[TASK STATEMENT] In the listing below, locate the lines that hold "name" and copy them.

[Records from a collection of figures]
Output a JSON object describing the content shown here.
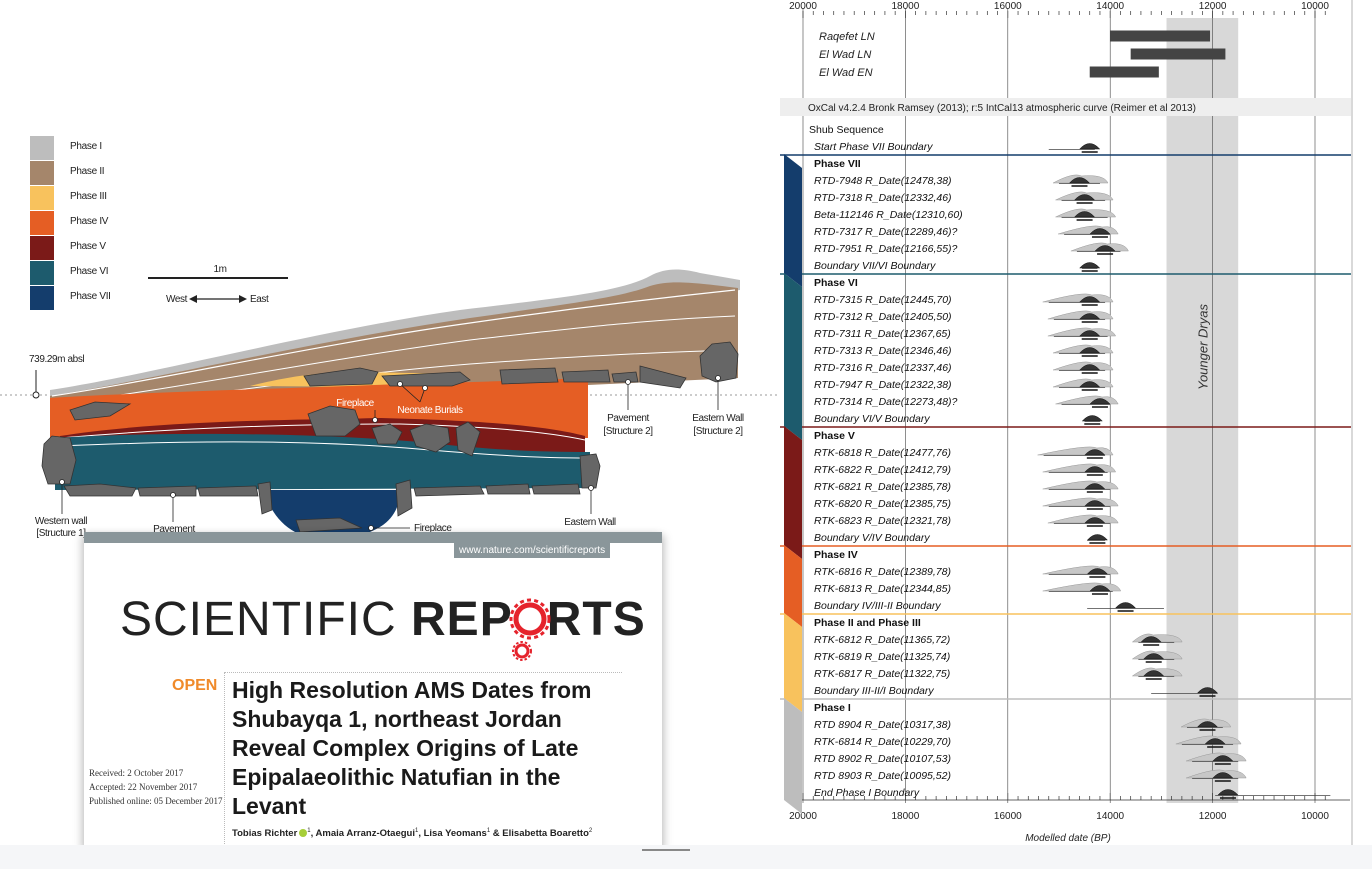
{
  "section_figure": {
    "legend": [
      {
        "label": "Phase I",
        "color": "#bdbdbd"
      },
      {
        "label": "Phase II",
        "color": "#a5866b"
      },
      {
        "label": "Phase III",
        "color": "#f8c25d"
      },
      {
        "label": "Phase IV",
        "color": "#e55e24"
      },
      {
        "label": "Phase V",
        "color": "#7b1a18"
      },
      {
        "label": "Phase VI",
        "color": "#1d5b6d"
      },
      {
        "label": "Phase VII",
        "color": "#143d6c"
      }
    ],
    "scale_label": "1m",
    "west_label": "West",
    "east_label": "East",
    "elevation_label": "739.29m absl",
    "labels": {
      "fireplace_upper": "Fireplace",
      "neonate_burials": "Neonate Burials",
      "pavement_structure2_line1": "Pavement",
      "pavement_structure2_line2": "[Structure 2]",
      "eastern_wall_upper_line1": "Eastern Wall",
      "eastern_wall_upper_line2": "[Structure 2]",
      "western_wall_line1": "Western wall",
      "western_wall_line2": "[Structure 1]",
      "pavement_lower": "Pavement",
      "fireplace_lower": "Fireplace",
      "eastern_wall_lower": "Eastern Wall"
    }
  },
  "paper": {
    "url": "www.nature.com/scientificreports",
    "brand_thin": "SCIENTIFIC ",
    "brand_bold_a": "REP",
    "brand_bold_b": "RTS",
    "open_label": "OPEN",
    "title": "High Resolution AMS Dates from Shubayqa 1, northeast Jordan Reveal Complex Origins of Late Epipalaeolithic Natufian in the Levant",
    "received": "Received: 2 October 2017",
    "accepted": "Accepted: 22 November 2017",
    "published": "Published online: 05 December 2017",
    "authors": "Tobias Richter",
    "authors_rest": ", Amaia Arranz-Otaegui",
    "authors_rest2": ", Lisa Yeomans",
    "authors_rest3": " & Elisabetta Boaretto",
    "sup1": "1",
    "sup2": "2"
  },
  "chart_data": {
    "type": "ranges",
    "x_axis": {
      "ticks": [
        20000,
        18000,
        16000,
        14000,
        12000,
        10000
      ],
      "xlim": [
        20000,
        9700
      ],
      "reversed": true,
      "label": "Modelled date (BP)"
    },
    "shaded_band": {
      "label": "Younger Dryas",
      "from": 12900,
      "to": 11500
    },
    "reference_bars": [
      {
        "label": "Raqefet LN",
        "from": 14000,
        "to": 12050
      },
      {
        "label": "El Wad LN",
        "from": 13600,
        "to": 11750
      },
      {
        "label": "El Wad EN",
        "from": 14400,
        "to": 13050
      }
    ],
    "calibration_note": "OxCal v4.2.4 Bronk Ramsey (2013); r:5 IntCal13 atmospheric curve (Reimer et al 2013)",
    "sequence_title": "Shub Sequence",
    "phases": [
      {
        "name": "Phase VII",
        "color": "#143d6c"
      },
      {
        "name": "Phase VI",
        "color": "#1d5b6d"
      },
      {
        "name": "Phase V",
        "color": "#7b1a18"
      },
      {
        "name": "Phase IV",
        "color": "#e55e24"
      },
      {
        "name": "Phase II and Phase III",
        "color": "#f8c25d"
      },
      {
        "name": "Phase I",
        "color": "#bdbdbd"
      }
    ],
    "rows": [
      {
        "label": "Shub Sequence",
        "kind": "seq"
      },
      {
        "label": "Start Phase VII Boundary",
        "kind": "boundary",
        "center": 14400,
        "from": 15200,
        "to": 14300
      },
      {
        "label": "Phase VII",
        "kind": "phase",
        "phase": 0
      },
      {
        "label": "RTD-7948 R_Date(12478,38)",
        "kind": "date",
        "center": 14600,
        "from": 15000,
        "to": 14200
      },
      {
        "label": "RTD-7318 R_Date(12332,46)",
        "kind": "date",
        "center": 14500,
        "from": 14950,
        "to": 14100
      },
      {
        "label": "Beta-112146 R_Date(12310,60)",
        "kind": "date",
        "center": 14500,
        "from": 14950,
        "to": 14050
      },
      {
        "label": "RTD-7317 R_Date(12289,46)?",
        "kind": "date",
        "center": 14200,
        "from": 14900,
        "to": 14000
      },
      {
        "label": "RTD-7951 R_Date(12166,55)?",
        "kind": "date",
        "center": 14100,
        "from": 14650,
        "to": 13800
      },
      {
        "label": "Boundary VII/VI Boundary",
        "kind": "boundary",
        "center": 14400,
        "from": 14550,
        "to": 14250
      },
      {
        "label": "Phase VI",
        "kind": "phase",
        "phase": 1
      },
      {
        "label": "RTD-7315 R_Date(12445,70)",
        "kind": "date",
        "center": 14400,
        "from": 15200,
        "to": 14100
      },
      {
        "label": "RTD-7312 R_Date(12405,50)",
        "kind": "date",
        "center": 14400,
        "from": 15100,
        "to": 14100
      },
      {
        "label": "RTD-7311 R_Date(12367,65)",
        "kind": "date",
        "center": 14400,
        "from": 15100,
        "to": 14050
      },
      {
        "label": "RTD-7313 R_Date(12346,46)",
        "kind": "date",
        "center": 14400,
        "from": 15000,
        "to": 14100
      },
      {
        "label": "RTD-7316 R_Date(12337,46)",
        "kind": "date",
        "center": 14400,
        "from": 15000,
        "to": 14100
      },
      {
        "label": "RTD-7947 R_Date(12322,38)",
        "kind": "date",
        "center": 14400,
        "from": 15000,
        "to": 14100
      },
      {
        "label": "RTD-7314 R_Date(12273,48)?",
        "kind": "date",
        "center": 14200,
        "from": 14950,
        "to": 14000
      },
      {
        "label": "Boundary VI/V Boundary",
        "kind": "boundary",
        "center": 14350,
        "from": 14500,
        "to": 14200
      },
      {
        "label": "Phase V",
        "kind": "phase",
        "phase": 2
      },
      {
        "label": "RTK-6818 R_Date(12477,76)",
        "kind": "date",
        "center": 14300,
        "from": 15300,
        "to": 14100
      },
      {
        "label": "RTK-6822 R_Date(12412,79)",
        "kind": "date",
        "center": 14300,
        "from": 15200,
        "to": 14050
      },
      {
        "label": "RTK-6821 R_Date(12385,78)",
        "kind": "date",
        "center": 14300,
        "from": 15200,
        "to": 14000
      },
      {
        "label": "RTK-6820 R_Date(12385,75)",
        "kind": "date",
        "center": 14300,
        "from": 15200,
        "to": 14000
      },
      {
        "label": "RTK-6823 R_Date(12321,78)",
        "kind": "date",
        "center": 14300,
        "from": 15100,
        "to": 14000
      },
      {
        "label": "Boundary V/IV Boundary",
        "kind": "boundary",
        "center": 14250,
        "from": 14450,
        "to": 14100
      },
      {
        "label": "Phase IV",
        "kind": "phase",
        "phase": 3
      },
      {
        "label": "RTK-6816 R_Date(12389,78)",
        "kind": "date",
        "center": 14250,
        "from": 15200,
        "to": 14000
      },
      {
        "label": "RTK-6813 R_Date(12344,85)",
        "kind": "date",
        "center": 14200,
        "from": 15200,
        "to": 13950
      },
      {
        "label": "Boundary IV/III-II Boundary",
        "kind": "boundary",
        "center": 13700,
        "from": 14450,
        "to": 12950
      },
      {
        "label": "Phase II and Phase III",
        "kind": "phase",
        "phase": 4
      },
      {
        "label": "RTK-6812 R_Date(11365,72)",
        "kind": "date",
        "center": 13200,
        "from": 13450,
        "to": 12750
      },
      {
        "label": "RTK-6819 R_Date(11325,74)",
        "kind": "date",
        "center": 13150,
        "from": 13450,
        "to": 12750
      },
      {
        "label": "RTK-6817 R_Date(11322,75)",
        "kind": "date",
        "center": 13150,
        "from": 13450,
        "to": 12750
      },
      {
        "label": "Boundary III-II/I Boundary",
        "kind": "boundary",
        "center": 12100,
        "from": 13200,
        "to": 11900
      },
      {
        "label": "Phase I",
        "kind": "phase",
        "phase": 5
      },
      {
        "label": "RTD 8904 R_Date(10317,38)",
        "kind": "date",
        "center": 12100,
        "from": 12500,
        "to": 11800
      },
      {
        "label": "RTK-6814 R_Date(10229,70)",
        "kind": "date",
        "center": 11950,
        "from": 12600,
        "to": 11600
      },
      {
        "label": "RTD 8902 R_Date(10107,53)",
        "kind": "date",
        "center": 11800,
        "from": 12400,
        "to": 11500
      },
      {
        "label": "RTD 8903 R_Date(10095,52)",
        "kind": "date",
        "center": 11800,
        "from": 12400,
        "to": 11500
      },
      {
        "label": "End Phase I Boundary",
        "kind": "boundary",
        "center": 11700,
        "from": 11950,
        "to": 9700
      }
    ]
  }
}
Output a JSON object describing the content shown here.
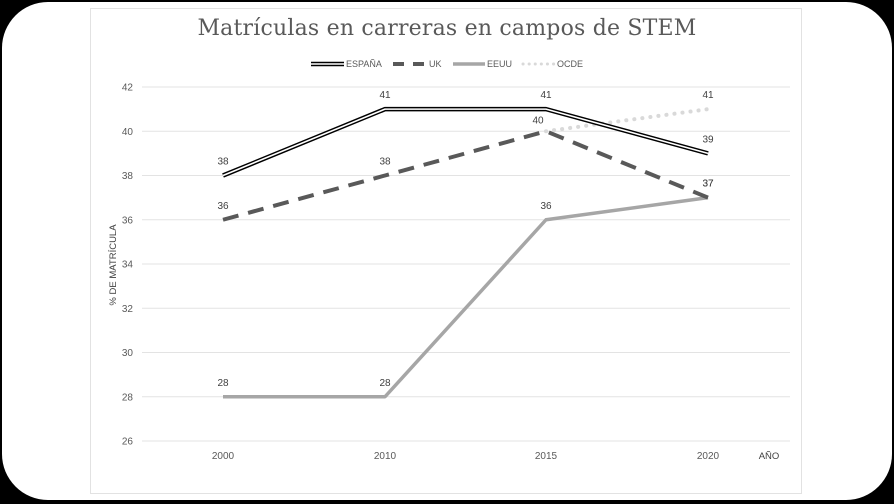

[SOLUTION TO THE EXERCISE]
        "name": "Phase VII",
        "name": "Phase VI",
        "name": "Phase V",
        "name": "Phase IV",
        "name": "Phase II and Phase III",
        "name": "Phase I",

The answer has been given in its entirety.